▶ [Task requirements] Tally the lines holding the word "compe" and state the count by itself.

___ Information given

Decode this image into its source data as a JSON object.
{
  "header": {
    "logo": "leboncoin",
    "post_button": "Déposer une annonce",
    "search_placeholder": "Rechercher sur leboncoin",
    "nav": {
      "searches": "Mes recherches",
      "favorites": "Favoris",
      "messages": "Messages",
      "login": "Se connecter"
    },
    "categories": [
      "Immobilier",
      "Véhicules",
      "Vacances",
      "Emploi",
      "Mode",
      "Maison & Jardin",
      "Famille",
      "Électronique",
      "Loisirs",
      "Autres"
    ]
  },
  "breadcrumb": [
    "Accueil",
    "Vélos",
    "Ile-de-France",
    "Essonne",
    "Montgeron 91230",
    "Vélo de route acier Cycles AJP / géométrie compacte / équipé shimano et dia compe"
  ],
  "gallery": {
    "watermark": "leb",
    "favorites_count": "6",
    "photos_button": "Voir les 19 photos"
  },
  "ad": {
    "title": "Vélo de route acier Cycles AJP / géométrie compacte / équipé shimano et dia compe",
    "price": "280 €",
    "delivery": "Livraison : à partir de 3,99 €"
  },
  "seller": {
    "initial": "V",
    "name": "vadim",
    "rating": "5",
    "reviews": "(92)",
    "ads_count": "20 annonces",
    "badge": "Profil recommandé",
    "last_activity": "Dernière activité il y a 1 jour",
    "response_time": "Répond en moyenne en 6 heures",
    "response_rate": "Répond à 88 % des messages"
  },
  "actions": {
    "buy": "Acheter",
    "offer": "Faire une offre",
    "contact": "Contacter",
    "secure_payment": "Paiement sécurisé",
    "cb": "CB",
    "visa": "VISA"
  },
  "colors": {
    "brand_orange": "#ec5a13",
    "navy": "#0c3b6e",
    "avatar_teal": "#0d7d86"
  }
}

______

▶ [Output of the task] 2